= WHAT THE TASK REQUIRES =
Go through the entries below and pick out every line with "this".

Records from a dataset
================================

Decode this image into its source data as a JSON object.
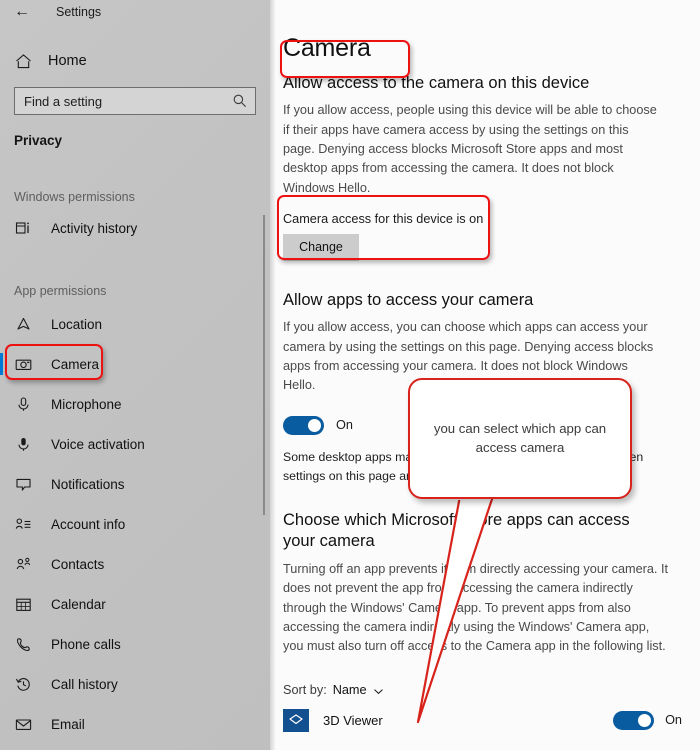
{
  "window": {
    "back_label": "back-arrow",
    "app_title": "Settings"
  },
  "sidebar": {
    "home_label": "Home",
    "search": {
      "placeholder": "Find a setting",
      "value": ""
    },
    "category": "Privacy",
    "groups": [
      {
        "heading": "Windows permissions",
        "items": [
          {
            "label": "Activity history",
            "icon": "activity-history-icon",
            "selected": false
          }
        ]
      },
      {
        "heading": "App permissions",
        "items": [
          {
            "label": "Location",
            "icon": "location-icon",
            "selected": false
          },
          {
            "label": "Camera",
            "icon": "camera-icon",
            "selected": true
          },
          {
            "label": "Microphone",
            "icon": "microphone-icon",
            "selected": false
          },
          {
            "label": "Voice activation",
            "icon": "voice-activation-icon",
            "selected": false
          },
          {
            "label": "Notifications",
            "icon": "notifications-icon",
            "selected": false
          },
          {
            "label": "Account info",
            "icon": "account-info-icon",
            "selected": false
          },
          {
            "label": "Contacts",
            "icon": "contacts-icon",
            "selected": false
          },
          {
            "label": "Calendar",
            "icon": "calendar-icon",
            "selected": false
          },
          {
            "label": "Phone calls",
            "icon": "phone-calls-icon",
            "selected": false
          },
          {
            "label": "Call history",
            "icon": "call-history-icon",
            "selected": false
          },
          {
            "label": "Email",
            "icon": "email-icon",
            "selected": false
          }
        ]
      }
    ]
  },
  "main": {
    "page_title": "Camera",
    "device_section": {
      "heading": "Allow access to the camera on this device",
      "description": "If you allow access, people using this device will be able to choose if their apps have camera access by using the settings on this page. Denying access blocks Microsoft Store apps and most desktop apps from accessing the camera. It does not block Windows Hello.",
      "status": "Camera access for this device is on",
      "change_button": "Change"
    },
    "apps_section": {
      "heading": "Allow apps to access your camera",
      "description": "If you allow access, you can choose which apps can access your camera by using the settings on this page. Denying access blocks apps from accessing your camera. It does not block Windows Hello.",
      "toggle_state": "On",
      "note": "Some desktop apps may still be able to access your camera when settings on this page are off."
    },
    "store_section": {
      "heading": "Choose which Microsoft Store apps can access your camera",
      "description": "Turning off an app prevents it from directly accessing your camera. It does not prevent the app from accessing the camera indirectly through the Windows' Camera app. To prevent apps from also accessing the camera indirectly using the Windows' Camera app, you must also turn off access to the Camera app in the following list.",
      "sort_label": "Sort by:",
      "sort_value": "Name",
      "apps": [
        {
          "name": "3D Viewer",
          "state": "On"
        }
      ]
    }
  },
  "annotations": {
    "callout_text": "you can select which app can access camera",
    "highlight_color": "#ee1111",
    "callout_border_color": "#d8231c",
    "accent_color": "#0078d4",
    "toggle_on_color": "#0a5ca0"
  }
}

================================

= ANSWER =
Decode this image into its source data as a JSON object.
      "heading": "Allow access to the camera on this device",
      "description": "If you allow access, people using this device will be able to choose if their apps have camera access by using the settings on this page. Denying access blocks Microsoft Store apps and most desktop apps from accessing the camera. It does not block Windows Hello.",
      "status": "Camera access for this device is on",
      "description": "If you allow access, you can choose which apps can access your camera by using the settings on this page. Denying access blocks apps from accessing your camera. It does not block Windows Hello.",
      "note": "Some desktop apps may still be able to access your camera when settings on this page are off."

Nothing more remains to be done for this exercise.